Go through the listing and copy every line word for word.
□ □ □
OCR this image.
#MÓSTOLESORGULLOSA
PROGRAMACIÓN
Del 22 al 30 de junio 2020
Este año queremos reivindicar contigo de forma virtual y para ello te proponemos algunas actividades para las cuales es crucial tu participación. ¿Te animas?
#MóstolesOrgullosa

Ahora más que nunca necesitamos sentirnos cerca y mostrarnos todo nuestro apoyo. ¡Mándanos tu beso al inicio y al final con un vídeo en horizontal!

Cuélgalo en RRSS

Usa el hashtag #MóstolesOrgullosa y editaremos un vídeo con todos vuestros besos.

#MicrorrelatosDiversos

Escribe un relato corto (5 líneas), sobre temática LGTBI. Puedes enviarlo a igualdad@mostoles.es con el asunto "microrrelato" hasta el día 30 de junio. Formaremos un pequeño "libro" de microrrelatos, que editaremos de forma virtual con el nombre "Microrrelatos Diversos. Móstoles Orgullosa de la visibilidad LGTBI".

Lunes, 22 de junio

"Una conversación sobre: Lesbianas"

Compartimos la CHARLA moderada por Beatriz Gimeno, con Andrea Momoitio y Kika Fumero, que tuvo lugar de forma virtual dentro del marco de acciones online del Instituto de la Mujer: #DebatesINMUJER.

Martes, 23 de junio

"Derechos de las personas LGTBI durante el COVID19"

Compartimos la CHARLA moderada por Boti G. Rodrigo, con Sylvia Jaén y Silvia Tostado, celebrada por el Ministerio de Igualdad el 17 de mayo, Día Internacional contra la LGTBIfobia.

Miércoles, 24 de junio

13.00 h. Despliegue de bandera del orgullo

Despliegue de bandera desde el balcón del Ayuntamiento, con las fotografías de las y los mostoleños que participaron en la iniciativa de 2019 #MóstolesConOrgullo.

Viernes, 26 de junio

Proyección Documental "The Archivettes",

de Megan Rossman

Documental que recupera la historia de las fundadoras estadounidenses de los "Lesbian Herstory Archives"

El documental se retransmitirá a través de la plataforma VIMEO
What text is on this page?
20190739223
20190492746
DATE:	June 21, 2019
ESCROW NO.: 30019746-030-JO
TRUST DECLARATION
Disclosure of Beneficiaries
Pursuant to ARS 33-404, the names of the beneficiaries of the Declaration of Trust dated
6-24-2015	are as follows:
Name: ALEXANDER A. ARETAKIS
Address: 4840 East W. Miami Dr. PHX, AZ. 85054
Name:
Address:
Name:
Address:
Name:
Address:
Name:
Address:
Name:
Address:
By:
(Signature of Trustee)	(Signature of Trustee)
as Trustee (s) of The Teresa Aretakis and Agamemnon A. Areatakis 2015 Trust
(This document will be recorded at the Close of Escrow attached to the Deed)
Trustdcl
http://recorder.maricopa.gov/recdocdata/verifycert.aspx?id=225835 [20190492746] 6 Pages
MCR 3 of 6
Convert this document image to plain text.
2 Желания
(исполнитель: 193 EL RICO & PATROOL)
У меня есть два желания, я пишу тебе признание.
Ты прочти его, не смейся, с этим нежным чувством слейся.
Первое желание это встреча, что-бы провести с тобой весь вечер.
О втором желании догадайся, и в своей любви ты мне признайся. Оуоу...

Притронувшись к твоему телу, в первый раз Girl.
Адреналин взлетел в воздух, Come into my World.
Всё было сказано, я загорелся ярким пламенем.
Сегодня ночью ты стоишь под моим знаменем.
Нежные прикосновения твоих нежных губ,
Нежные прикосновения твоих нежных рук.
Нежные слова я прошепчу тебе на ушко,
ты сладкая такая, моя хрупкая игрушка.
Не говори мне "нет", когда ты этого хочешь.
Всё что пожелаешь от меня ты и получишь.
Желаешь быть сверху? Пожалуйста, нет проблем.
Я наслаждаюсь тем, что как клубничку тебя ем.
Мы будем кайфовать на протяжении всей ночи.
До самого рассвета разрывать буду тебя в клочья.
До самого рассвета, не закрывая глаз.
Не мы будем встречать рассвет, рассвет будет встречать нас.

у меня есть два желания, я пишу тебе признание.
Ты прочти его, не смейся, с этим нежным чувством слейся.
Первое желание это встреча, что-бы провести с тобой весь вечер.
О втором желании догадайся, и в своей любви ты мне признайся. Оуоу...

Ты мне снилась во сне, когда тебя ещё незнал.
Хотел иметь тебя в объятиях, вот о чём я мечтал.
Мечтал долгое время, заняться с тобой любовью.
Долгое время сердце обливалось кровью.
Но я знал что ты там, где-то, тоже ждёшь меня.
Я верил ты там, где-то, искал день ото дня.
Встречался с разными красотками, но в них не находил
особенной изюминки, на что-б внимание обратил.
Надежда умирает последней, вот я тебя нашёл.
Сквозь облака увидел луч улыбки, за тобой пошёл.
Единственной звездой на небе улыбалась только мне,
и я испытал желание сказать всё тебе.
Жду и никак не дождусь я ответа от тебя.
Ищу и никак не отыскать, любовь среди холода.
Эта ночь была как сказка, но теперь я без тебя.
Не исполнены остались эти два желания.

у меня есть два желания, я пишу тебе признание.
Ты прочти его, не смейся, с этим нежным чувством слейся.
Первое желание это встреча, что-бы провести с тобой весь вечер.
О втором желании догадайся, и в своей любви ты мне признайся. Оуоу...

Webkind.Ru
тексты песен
□ □ □
Exercise answer:
OCR this image.
#MÓSTOLESORGULLOSA
PROGRAMACIÓN
Del 22 al 30 de junio 2020
Este año queremos reivindicar contigo de forma virtual y para ello te proponemos algunas actividades para las cuales es crucial tu participación. ¿Te animas?
#MóstolesOrgullosa

Ahora más que nunca necesitamos sentirnos cerca y mostrarnos todo nuestro apoyo. ¡Mándanos tu beso al inicio y al final con un vídeo en horizontal!

Cuélgalo en RRSS

Usa el hashtag #MóstolesOrgullosa y editaremos un vídeo con todos vuestros besos.

#MicrorrelatosDiversos

Escribe un relato corto (5 líneas), sobre temática LGTBI. Puedes enviarlo a igualdad@mostoles.es con el asunto "microrrelato" hasta el día 30 de junio. Formaremos un pequeño "libro" de microrrelatos, que editaremos de forma virtual con el nombre "Microrrelatos Diversos. Móstoles Orgullosa de la visibilidad LGTBI".

Lunes, 22 de junio

"Una conversación sobre: Lesbianas"

Compartimos la CHARLA moderada por Beatriz Gimeno, con Andrea Momoitio y Kika Fumero, que tuvo lugar de forma virtual dentro del marco de acciones online del Instituto de la Mujer: #DebatesINMUJER.

Martes, 23 de junio

"Derechos de las personas LGTBI durante el COVID19"

Compartimos la CHARLA moderada por Boti G. Rodrigo, con Sylvia Jaén y Silvia Tostado, celebrada por el Ministerio de Igualdad el 17 de mayo, Día Internacional contra la LGTBIfobia.

Miércoles, 24 de junio

13.00 h. Despliegue de bandera del orgullo

Despliegue de bandera desde el balcón del Ayuntamiento, con las fotografías de las y los mostoleños que participaron en la iniciativa de 2019 #MóstolesConOrgullo.

Viernes, 26 de junio

Proyección Documental "The Archivettes",

de Megan Rossman

Documental que recupera la historia de las fundadoras estadounidenses de los "Lesbian Herstory Archives"

El documental se retransmitirá a través de la plataforma VIMEO
What text is on this page?
20190739223
20190492746
DATE:	June 21, 2019
ESCROW NO.: 30019746-030-JO
TRUST DECLARATION
Disclosure of Beneficiaries
Pursuant to ARS 33-404, the names of the beneficiaries of the Declaration of Trust dated
6-24-2015	are as follows:
Name: ALEXANDER A. ARETAKIS
Address: 4840 East W. Miami Dr. PHX, AZ. 85054
Name:
Address:
Name:
Address:
Name:
Address:
Name:
Address:
Name:
Address:
By:
(Signature of Trustee)	(Signature of Trustee)
as Trustee (s) of The Teresa Aretakis and Agamemnon A. Areatakis 2015 Trust
(This document will be recorded at the Close of Escrow attached to the Deed)
Trustdcl
http://recorder.maricopa.gov/recdocdata/verifycert.aspx?id=225835 [20190492746] 6 Pages
MCR 3 of 6
Convert this document image to plain text.
2 Желания
(исполнитель: 193 EL RICO & PATROOL)
У меня есть два желания, я пишу тебе признание.
Ты прочти его, не смейся, с этим нежным чувством слейся.
Первое желание это встреча, что-бы провести с тобой весь вечер.
О втором желании догадайся, и в своей любви ты мне признайся. Оуоу...

Притронувшись к твоему телу, в первый раз Girl.
Адреналин взлетел в воздух, Come into my World.
Всё было сказано, я загорелся ярким пламенем.
Сегодня ночью ты стоишь под моим знаменем.
Нежные прикосновения твоих нежных губ,
Нежные прикосновения твоих нежных рук.
Нежные слова я прошепчу тебе на ушко,
ты сладкая такая, моя хрупкая игрушка.
Не говори мне "нет", когда ты этого хочешь.
Всё что пожелаешь от меня ты и получишь.
Желаешь быть сверху? Пожалуйста, нет проблем.
Я наслаждаюсь тем, что как клубничку тебя ем.
Мы будем кайфовать на протяжении всей ночи.
До самого рассвета разрывать буду тебя в клочья.
До самого рассвета, не закрывая глаз.
Не мы будем встречать рассвет, рассвет будет встречать нас.

у меня есть два желания, я пишу тебе признание.
Ты прочти его, не смейся, с этим нежным чувством слейся.
Первое желание это встреча, что-бы провести с тобой весь вечер.
О втором желании догадайся, и в своей любви ты мне признайся. Оуоу...

Ты мне снилась во сне, когда тебя ещё незнал.
Хотел иметь тебя в объятиях, вот о чём я мечтал.
Мечтал долгое время, заняться с тобой любовью.
Долгое время сердце обливалось кровью.
Но я знал что ты там, где-то, тоже ждёшь меня.
Я верил ты там, где-то, искал день ото дня.
Встречался с разными красотками, но в них не находил
особенной изюминки, на что-б внимание обратил.
Надежда умирает последней, вот я тебя нашёл.
Сквозь облака увидел луч улыбки, за тобой пошёл.
Единственной звездой на небе улыбалась только мне,
и я испытал желание сказать всё тебе.
Жду и никак не дождусь я ответа от тебя.
Ищу и никак не отыскать, любовь среди холода.
Эта ночь была как сказка, но теперь я без тебя.
Не исполнены остались эти два желания.

у меня есть два желания, я пишу тебе признание.
Ты прочти его, не смейся, с этим нежным чувством слейся.
Первое желание это встреча, что-бы провести с тобой весь вечер.
О втором желании догадайся, и в своей любви ты мне признайся. Оуоу...

Webkind.Ru
тексты песен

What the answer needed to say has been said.